Repeat the material exactly, leaving nothing out.
◇ ◇ ◇ ◇ ◇
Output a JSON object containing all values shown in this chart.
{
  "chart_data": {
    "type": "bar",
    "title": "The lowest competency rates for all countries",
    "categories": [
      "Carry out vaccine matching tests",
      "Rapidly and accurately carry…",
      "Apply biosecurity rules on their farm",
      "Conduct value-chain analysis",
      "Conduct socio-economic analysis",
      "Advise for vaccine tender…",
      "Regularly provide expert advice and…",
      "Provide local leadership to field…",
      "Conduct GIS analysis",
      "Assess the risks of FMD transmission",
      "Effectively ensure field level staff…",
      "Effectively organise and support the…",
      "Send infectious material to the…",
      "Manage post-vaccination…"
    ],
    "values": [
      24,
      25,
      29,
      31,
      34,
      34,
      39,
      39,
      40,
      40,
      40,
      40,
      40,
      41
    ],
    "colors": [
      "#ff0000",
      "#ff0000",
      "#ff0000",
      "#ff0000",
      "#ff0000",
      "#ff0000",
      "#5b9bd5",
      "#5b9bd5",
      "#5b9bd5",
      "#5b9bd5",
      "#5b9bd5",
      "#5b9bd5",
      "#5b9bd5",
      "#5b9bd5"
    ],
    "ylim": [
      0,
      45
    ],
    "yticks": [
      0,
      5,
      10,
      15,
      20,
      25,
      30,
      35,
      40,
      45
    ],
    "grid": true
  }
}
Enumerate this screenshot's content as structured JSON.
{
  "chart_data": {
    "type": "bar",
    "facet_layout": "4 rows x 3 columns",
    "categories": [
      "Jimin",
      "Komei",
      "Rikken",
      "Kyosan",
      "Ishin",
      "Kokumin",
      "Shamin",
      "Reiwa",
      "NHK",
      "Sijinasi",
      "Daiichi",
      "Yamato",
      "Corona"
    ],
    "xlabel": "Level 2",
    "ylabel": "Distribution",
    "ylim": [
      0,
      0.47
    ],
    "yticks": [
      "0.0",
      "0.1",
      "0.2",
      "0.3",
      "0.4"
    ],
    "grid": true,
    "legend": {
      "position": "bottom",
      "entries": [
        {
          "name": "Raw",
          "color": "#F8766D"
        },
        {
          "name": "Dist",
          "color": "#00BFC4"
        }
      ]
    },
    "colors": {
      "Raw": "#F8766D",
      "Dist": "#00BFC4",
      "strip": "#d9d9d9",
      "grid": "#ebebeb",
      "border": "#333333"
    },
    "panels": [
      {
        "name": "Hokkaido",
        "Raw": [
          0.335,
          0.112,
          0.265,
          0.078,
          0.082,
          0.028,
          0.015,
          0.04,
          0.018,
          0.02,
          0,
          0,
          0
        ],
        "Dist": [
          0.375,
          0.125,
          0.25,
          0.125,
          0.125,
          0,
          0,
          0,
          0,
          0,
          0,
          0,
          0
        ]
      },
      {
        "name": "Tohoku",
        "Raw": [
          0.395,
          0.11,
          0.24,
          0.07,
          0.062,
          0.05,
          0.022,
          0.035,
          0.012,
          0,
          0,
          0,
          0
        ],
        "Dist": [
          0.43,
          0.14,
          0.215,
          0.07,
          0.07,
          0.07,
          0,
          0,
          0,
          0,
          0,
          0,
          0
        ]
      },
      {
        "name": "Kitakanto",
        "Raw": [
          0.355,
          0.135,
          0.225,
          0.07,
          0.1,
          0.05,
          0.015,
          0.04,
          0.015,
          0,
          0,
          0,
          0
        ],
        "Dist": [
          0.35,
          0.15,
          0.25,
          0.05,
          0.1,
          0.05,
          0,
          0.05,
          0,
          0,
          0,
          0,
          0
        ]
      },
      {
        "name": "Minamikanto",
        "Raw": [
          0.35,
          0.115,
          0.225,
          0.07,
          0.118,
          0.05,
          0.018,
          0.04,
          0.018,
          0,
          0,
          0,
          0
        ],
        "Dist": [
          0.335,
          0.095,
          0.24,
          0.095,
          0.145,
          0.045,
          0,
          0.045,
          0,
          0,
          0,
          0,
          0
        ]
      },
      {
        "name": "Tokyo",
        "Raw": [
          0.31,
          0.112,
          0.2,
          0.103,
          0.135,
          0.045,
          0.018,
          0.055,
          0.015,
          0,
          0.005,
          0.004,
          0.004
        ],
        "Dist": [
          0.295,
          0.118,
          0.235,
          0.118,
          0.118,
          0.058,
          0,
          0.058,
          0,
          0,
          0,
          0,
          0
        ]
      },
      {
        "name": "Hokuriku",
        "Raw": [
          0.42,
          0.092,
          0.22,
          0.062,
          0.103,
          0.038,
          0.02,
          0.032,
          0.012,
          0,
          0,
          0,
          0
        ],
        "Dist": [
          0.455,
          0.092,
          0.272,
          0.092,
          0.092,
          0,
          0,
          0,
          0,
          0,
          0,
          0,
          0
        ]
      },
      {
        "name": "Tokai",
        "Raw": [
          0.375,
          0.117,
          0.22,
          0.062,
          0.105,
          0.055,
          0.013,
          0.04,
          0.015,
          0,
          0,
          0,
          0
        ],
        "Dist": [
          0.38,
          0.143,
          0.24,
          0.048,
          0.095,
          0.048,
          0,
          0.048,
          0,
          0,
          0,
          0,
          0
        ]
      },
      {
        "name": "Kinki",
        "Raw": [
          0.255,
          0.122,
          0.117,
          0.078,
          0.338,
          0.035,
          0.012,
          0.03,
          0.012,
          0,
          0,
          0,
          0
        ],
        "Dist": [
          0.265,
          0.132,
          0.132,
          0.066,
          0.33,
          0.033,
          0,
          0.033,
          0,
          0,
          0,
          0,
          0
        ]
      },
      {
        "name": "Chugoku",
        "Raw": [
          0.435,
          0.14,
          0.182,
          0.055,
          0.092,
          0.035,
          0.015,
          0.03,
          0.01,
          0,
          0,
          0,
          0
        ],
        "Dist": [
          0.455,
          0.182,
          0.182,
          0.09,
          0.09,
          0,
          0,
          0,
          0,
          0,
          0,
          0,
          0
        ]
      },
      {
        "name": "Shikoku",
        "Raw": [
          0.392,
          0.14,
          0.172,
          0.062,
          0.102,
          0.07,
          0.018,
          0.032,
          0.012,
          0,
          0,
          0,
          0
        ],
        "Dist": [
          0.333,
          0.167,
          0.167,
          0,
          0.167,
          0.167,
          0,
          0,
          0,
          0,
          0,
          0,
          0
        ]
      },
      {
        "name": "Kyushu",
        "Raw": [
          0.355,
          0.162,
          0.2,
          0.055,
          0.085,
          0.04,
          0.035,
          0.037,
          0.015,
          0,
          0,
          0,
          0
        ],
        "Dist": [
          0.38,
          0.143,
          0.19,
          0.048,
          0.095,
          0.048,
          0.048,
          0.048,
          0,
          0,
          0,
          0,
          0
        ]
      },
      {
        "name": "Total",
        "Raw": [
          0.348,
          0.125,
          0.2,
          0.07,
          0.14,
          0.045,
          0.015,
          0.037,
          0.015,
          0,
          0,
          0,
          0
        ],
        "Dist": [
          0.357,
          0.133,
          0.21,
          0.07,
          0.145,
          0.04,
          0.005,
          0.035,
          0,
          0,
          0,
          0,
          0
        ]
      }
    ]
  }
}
◇ ◇ ◇ ◇ ◇
Output:
Output a JSON object containing all values shown in this chart.
{
  "chart_data": {
    "type": "bar",
    "title": "The lowest competency rates for all countries",
    "categories": [
      "Carry out vaccine matching tests",
      "Rapidly and accurately carry…",
      "Apply biosecurity rules on their farm",
      "Conduct value-chain analysis",
      "Conduct socio-economic analysis",
      "Advise for vaccine tender…",
      "Regularly provide expert advice and…",
      "Provide local leadership to field…",
      "Conduct GIS analysis",
      "Assess the risks of FMD transmission",
      "Effectively ensure field level staff…",
      "Effectively organise and support the…",
      "Send infectious material to the…",
      "Manage post-vaccination…"
    ],
    "values": [
      24,
      25,
      29,
      31,
      34,
      34,
      39,
      39,
      40,
      40,
      40,
      40,
      40,
      41
    ],
    "colors": [
      "#ff0000",
      "#ff0000",
      "#ff0000",
      "#ff0000",
      "#ff0000",
      "#ff0000",
      "#5b9bd5",
      "#5b9bd5",
      "#5b9bd5",
      "#5b9bd5",
      "#5b9bd5",
      "#5b9bd5",
      "#5b9bd5",
      "#5b9bd5"
    ],
    "ylim": [
      0,
      45
    ],
    "yticks": [
      0,
      5,
      10,
      15,
      20,
      25,
      30,
      35,
      40,
      45
    ],
    "grid": true
  }
}
Enumerate this screenshot's content as structured JSON.
{
  "chart_data": {
    "type": "bar",
    "facet_layout": "4 rows x 3 columns",
    "categories": [
      "Jimin",
      "Komei",
      "Rikken",
      "Kyosan",
      "Ishin",
      "Kokumin",
      "Shamin",
      "Reiwa",
      "NHK",
      "Sijinasi",
      "Daiichi",
      "Yamato",
      "Corona"
    ],
    "xlabel": "Level 2",
    "ylabel": "Distribution",
    "ylim": [
      0,
      0.47
    ],
    "yticks": [
      "0.0",
      "0.1",
      "0.2",
      "0.3",
      "0.4"
    ],
    "grid": true,
    "legend": {
      "position": "bottom",
      "entries": [
        {
          "name": "Raw",
          "color": "#F8766D"
        },
        {
          "name": "Dist",
          "color": "#00BFC4"
        }
      ]
    },
    "colors": {
      "Raw": "#F8766D",
      "Dist": "#00BFC4",
      "strip": "#d9d9d9",
      "grid": "#ebebeb",
      "border": "#333333"
    },
    "panels": [
      {
        "name": "Hokkaido",
        "Raw": [
          0.335,
          0.112,
          0.265,
          0.078,
          0.082,
          0.028,
          0.015,
          0.04,
          0.018,
          0.02,
          0,
          0,
          0
        ],
        "Dist": [
          0.375,
          0.125,
          0.25,
          0.125,
          0.125,
          0,
          0,
          0,
          0,
          0,
          0,
          0,
          0
        ]
      },
      {
        "name": "Tohoku",
        "Raw": [
          0.395,
          0.11,
          0.24,
          0.07,
          0.062,
          0.05,
          0.022,
          0.035,
          0.012,
          0,
          0,
          0,
          0
        ],
        "Dist": [
          0.43,
          0.14,
          0.215,
          0.07,
          0.07,
          0.07,
          0,
          0,
          0,
          0,
          0,
          0,
          0
        ]
      },
      {
        "name": "Kitakanto",
        "Raw": [
          0.355,
          0.135,
          0.225,
          0.07,
          0.1,
          0.05,
          0.015,
          0.04,
          0.015,
          0,
          0,
          0,
          0
        ],
        "Dist": [
          0.35,
          0.15,
          0.25,
          0.05,
          0.1,
          0.05,
          0,
          0.05,
          0,
          0,
          0,
          0,
          0
        ]
      },
      {
        "name": "Minamikanto",
        "Raw": [
          0.35,
          0.115,
          0.225,
          0.07,
          0.118,
          0.05,
          0.018,
          0.04,
          0.018,
          0,
          0,
          0,
          0
        ],
        "Dist": [
          0.335,
          0.095,
          0.24,
          0.095,
          0.145,
          0.045,
          0,
          0.045,
          0,
          0,
          0,
          0,
          0
        ]
      },
      {
        "name": "Tokyo",
        "Raw": [
          0.31,
          0.112,
          0.2,
          0.103,
          0.135,
          0.045,
          0.018,
          0.055,
          0.015,
          0,
          0.005,
          0.004,
          0.004
        ],
        "Dist": [
          0.295,
          0.118,
          0.235,
          0.118,
          0.118,
          0.058,
          0,
          0.058,
          0,
          0,
          0,
          0,
          0
        ]
      },
      {
        "name": "Hokuriku",
        "Raw": [
          0.42,
          0.092,
          0.22,
          0.062,
          0.103,
          0.038,
          0.02,
          0.032,
          0.012,
          0,
          0,
          0,
          0
        ],
        "Dist": [
          0.455,
          0.092,
          0.272,
          0.092,
          0.092,
          0,
          0,
          0,
          0,
          0,
          0,
          0,
          0
        ]
      },
      {
        "name": "Tokai",
        "Raw": [
          0.375,
          0.117,
          0.22,
          0.062,
          0.105,
          0.055,
          0.013,
          0.04,
          0.015,
          0,
          0,
          0,
          0
        ],
        "Dist": [
          0.38,
          0.143,
          0.24,
          0.048,
          0.095,
          0.048,
          0,
          0.048,
          0,
          0,
          0,
          0,
          0
        ]
      },
      {
        "name": "Kinki",
        "Raw": [
          0.255,
          0.122,
          0.117,
          0.078,
          0.338,
          0.035,
          0.012,
          0.03,
          0.012,
          0,
          0,
          0,
          0
        ],
        "Dist": [
          0.265,
          0.132,
          0.132,
          0.066,
          0.33,
          0.033,
          0,
          0.033,
          0,
          0,
          0,
          0,
          0
        ]
      },
      {
        "name": "Chugoku",
        "Raw": [
          0.435,
          0.14,
          0.182,
          0.055,
          0.092,
          0.035,
          0.015,
          0.03,
          0.01,
          0,
          0,
          0,
          0
        ],
        "Dist": [
          0.455,
          0.182,
          0.182,
          0.09,
          0.09,
          0,
          0,
          0,
          0,
          0,
          0,
          0,
          0
        ]
      },
      {
        "name": "Shikoku",
        "Raw": [
          0.392,
          0.14,
          0.172,
          0.062,
          0.102,
          0.07,
          0.018,
          0.032,
          0.012,
          0,
          0,
          0,
          0
        ],
        "Dist": [
          0.333,
          0.167,
          0.167,
          0,
          0.167,
          0.167,
          0,
          0,
          0,
          0,
          0,
          0,
          0
        ]
      },
      {
        "name": "Kyushu",
        "Raw": [
          0.355,
          0.162,
          0.2,
          0.055,
          0.085,
          0.04,
          0.035,
          0.037,
          0.015,
          0,
          0,
          0,
          0
        ],
        "Dist": [
          0.38,
          0.143,
          0.19,
          0.048,
          0.095,
          0.048,
          0.048,
          0.048,
          0,
          0,
          0,
          0,
          0
        ]
      },
      {
        "name": "Total",
        "Raw": [
          0.348,
          0.125,
          0.2,
          0.07,
          0.14,
          0.045,
          0.015,
          0.037,
          0.015,
          0,
          0,
          0,
          0
        ],
        "Dist": [
          0.357,
          0.133,
          0.21,
          0.07,
          0.145,
          0.04,
          0.005,
          0.035,
          0,
          0,
          0,
          0,
          0
        ]
      }
    ]
  }
}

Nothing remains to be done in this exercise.